Stored rows:
+++

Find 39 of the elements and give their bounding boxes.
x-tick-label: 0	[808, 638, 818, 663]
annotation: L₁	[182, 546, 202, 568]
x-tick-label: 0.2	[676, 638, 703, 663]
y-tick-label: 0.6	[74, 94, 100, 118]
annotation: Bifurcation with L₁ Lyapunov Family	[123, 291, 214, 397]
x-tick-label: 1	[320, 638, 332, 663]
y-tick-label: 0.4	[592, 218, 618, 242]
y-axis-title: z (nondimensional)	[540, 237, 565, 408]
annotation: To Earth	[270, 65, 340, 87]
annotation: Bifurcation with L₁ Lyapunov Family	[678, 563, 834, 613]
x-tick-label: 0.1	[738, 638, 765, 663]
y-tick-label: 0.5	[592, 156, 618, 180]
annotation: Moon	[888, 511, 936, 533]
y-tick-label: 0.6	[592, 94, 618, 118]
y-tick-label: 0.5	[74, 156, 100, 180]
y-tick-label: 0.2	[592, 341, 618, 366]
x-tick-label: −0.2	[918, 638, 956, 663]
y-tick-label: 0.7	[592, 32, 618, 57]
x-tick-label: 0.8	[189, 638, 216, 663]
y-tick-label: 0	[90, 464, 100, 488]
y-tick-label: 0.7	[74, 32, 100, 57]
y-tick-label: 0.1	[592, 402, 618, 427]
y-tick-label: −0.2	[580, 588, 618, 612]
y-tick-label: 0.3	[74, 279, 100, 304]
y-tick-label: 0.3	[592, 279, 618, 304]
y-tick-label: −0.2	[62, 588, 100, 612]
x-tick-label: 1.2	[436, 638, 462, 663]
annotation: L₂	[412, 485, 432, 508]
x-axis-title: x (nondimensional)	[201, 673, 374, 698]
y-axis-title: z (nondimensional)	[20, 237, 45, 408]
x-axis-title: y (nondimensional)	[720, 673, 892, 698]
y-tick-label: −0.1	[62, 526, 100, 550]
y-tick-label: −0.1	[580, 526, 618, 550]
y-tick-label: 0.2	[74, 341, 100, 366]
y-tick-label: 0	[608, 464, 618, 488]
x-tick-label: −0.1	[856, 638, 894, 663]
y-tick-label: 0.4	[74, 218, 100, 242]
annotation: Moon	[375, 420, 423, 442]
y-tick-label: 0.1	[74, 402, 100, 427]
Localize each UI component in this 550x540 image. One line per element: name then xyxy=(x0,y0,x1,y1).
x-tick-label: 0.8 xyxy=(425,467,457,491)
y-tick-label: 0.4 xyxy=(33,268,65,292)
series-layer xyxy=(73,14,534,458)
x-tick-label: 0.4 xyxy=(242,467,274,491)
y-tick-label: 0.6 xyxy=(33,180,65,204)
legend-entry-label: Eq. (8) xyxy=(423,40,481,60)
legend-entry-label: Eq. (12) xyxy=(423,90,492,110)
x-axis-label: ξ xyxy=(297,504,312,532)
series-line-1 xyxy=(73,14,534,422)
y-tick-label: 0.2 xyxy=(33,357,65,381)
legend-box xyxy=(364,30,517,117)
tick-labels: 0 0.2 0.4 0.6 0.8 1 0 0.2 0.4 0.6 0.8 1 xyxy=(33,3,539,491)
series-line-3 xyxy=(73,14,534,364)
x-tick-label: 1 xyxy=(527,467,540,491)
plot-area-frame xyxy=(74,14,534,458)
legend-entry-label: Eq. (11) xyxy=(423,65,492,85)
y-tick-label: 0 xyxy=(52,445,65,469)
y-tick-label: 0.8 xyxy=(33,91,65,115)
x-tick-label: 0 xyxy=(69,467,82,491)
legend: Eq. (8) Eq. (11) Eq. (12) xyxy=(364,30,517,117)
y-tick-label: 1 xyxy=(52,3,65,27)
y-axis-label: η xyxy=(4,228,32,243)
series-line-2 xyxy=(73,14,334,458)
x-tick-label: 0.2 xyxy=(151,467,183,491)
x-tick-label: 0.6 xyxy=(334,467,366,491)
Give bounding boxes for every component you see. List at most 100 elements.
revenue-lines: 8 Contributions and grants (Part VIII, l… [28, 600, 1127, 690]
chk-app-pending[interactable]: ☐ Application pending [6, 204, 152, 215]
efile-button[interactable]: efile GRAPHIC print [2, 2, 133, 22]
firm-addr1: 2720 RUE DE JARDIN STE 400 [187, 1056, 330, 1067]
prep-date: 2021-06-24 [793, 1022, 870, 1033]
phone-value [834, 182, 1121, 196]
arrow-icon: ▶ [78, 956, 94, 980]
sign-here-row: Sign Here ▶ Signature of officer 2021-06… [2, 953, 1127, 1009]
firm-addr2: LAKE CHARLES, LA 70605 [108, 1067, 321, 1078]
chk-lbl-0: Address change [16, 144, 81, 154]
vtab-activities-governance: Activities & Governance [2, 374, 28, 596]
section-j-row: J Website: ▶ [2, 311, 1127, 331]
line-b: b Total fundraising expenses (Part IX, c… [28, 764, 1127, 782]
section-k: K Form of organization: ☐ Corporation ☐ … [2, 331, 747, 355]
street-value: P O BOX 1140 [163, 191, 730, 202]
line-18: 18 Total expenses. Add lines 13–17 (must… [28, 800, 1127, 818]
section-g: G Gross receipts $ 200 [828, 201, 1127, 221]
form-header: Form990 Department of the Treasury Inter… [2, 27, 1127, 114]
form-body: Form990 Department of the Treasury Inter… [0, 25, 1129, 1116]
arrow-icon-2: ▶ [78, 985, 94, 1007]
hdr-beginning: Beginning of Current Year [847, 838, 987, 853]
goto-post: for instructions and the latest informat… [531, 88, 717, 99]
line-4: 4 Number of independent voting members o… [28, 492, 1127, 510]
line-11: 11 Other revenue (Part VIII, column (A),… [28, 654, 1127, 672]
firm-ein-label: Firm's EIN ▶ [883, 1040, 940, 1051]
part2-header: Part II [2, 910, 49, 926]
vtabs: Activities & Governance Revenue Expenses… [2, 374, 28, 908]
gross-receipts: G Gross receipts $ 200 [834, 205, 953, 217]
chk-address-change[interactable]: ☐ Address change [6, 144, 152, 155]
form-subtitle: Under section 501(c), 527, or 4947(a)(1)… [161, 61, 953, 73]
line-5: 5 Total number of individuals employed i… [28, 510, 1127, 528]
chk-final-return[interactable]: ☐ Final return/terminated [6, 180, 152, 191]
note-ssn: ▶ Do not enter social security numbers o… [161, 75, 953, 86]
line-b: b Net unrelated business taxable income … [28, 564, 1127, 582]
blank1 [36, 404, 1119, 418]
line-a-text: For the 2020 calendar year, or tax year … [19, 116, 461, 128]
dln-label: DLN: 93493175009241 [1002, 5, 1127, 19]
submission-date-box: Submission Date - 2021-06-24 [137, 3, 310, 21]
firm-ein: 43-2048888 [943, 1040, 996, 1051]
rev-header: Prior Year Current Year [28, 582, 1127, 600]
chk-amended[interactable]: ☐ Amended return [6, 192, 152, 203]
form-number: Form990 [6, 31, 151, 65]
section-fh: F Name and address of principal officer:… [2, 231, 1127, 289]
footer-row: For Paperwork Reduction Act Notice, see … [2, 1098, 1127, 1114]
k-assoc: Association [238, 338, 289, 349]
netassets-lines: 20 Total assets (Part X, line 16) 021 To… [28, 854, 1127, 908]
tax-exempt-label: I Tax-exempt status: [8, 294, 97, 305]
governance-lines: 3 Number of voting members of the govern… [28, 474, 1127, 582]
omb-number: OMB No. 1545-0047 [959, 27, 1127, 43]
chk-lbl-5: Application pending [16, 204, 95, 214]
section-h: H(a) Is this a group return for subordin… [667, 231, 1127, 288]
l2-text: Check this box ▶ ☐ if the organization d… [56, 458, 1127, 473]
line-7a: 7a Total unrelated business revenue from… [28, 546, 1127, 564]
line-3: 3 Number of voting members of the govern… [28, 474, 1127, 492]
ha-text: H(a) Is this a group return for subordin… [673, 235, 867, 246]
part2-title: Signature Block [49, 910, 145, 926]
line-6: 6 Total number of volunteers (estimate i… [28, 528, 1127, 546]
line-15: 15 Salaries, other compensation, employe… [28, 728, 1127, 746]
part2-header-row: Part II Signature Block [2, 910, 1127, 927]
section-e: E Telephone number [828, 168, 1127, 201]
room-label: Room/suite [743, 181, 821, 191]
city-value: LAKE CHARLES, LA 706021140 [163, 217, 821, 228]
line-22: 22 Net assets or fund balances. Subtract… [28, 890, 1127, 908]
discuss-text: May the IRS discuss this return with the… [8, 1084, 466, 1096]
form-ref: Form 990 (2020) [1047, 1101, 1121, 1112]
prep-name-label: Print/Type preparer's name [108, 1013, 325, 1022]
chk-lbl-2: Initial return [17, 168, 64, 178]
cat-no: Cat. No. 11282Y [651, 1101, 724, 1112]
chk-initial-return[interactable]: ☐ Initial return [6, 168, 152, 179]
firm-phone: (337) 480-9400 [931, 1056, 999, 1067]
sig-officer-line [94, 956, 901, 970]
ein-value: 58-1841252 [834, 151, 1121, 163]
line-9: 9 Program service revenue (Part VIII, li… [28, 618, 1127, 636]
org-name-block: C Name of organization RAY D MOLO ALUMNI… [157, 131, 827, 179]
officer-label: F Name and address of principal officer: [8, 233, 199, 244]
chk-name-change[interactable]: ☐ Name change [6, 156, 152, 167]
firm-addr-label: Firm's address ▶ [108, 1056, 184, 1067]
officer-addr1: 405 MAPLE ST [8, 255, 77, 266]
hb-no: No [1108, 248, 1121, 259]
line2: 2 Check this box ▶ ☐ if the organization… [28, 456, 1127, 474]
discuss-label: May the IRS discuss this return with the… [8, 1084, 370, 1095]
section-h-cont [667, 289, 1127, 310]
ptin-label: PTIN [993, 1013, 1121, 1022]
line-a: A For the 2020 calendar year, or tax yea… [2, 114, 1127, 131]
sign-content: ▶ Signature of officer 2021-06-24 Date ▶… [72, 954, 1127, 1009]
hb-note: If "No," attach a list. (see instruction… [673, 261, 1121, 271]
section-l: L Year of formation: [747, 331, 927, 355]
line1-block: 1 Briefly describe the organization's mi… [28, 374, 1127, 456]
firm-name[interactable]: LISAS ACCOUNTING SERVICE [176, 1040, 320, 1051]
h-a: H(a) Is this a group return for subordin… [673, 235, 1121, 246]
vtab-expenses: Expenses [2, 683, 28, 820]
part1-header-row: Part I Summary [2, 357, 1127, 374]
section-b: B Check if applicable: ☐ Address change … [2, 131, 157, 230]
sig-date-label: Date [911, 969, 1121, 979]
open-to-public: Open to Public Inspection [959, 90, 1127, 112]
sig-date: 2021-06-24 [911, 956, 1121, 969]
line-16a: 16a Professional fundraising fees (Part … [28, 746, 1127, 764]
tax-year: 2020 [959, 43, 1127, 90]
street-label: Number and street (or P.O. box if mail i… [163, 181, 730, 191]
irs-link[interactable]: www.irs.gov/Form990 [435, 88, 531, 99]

+++

Exercise: Copy the records word for word, from the first line through the line containing "673, 374, 698]", including both.

Answer to this problem:
Find 39 of the elements and give their bounding boxes.
x-tick-label: 0	[808, 638, 818, 663]
annotation: L₁	[182, 546, 202, 568]
x-tick-label: 0.2	[676, 638, 703, 663]
y-tick-label: 0.6	[74, 94, 100, 118]
annotation: Bifurcation with L₁ Lyapunov Family	[123, 291, 214, 397]
x-tick-label: 1	[320, 638, 332, 663]
y-tick-label: 0.4	[592, 218, 618, 242]
y-axis-title: z (nondimensional)	[540, 237, 565, 408]
annotation: To Earth	[270, 65, 340, 87]
annotation: Bifurcation with L₁ Lyapunov Family	[678, 563, 834, 613]
x-tick-label: 0.1	[738, 638, 765, 663]
y-tick-label: 0.5	[592, 156, 618, 180]
annotation: Moon	[888, 511, 936, 533]
y-tick-label: 0.6	[592, 94, 618, 118]
y-tick-label: 0.5	[74, 156, 100, 180]
y-tick-label: 0.2	[592, 341, 618, 366]
x-tick-label: −0.2	[918, 638, 956, 663]
y-tick-label: 0.7	[592, 32, 618, 57]
x-tick-label: 0.8	[189, 638, 216, 663]
y-tick-label: 0	[90, 464, 100, 488]
y-tick-label: 0.7	[74, 32, 100, 57]
y-tick-label: 0.1	[592, 402, 618, 427]
y-tick-label: −0.2	[580, 588, 618, 612]
y-tick-label: 0.3	[74, 279, 100, 304]
y-tick-label: 0.3	[592, 279, 618, 304]
y-tick-label: −0.2	[62, 588, 100, 612]
x-tick-label: 1.2	[436, 638, 462, 663]
annotation: L₂	[412, 485, 432, 508]
x-axis-title: x (nondimensional)	[201, 673, 374, 698]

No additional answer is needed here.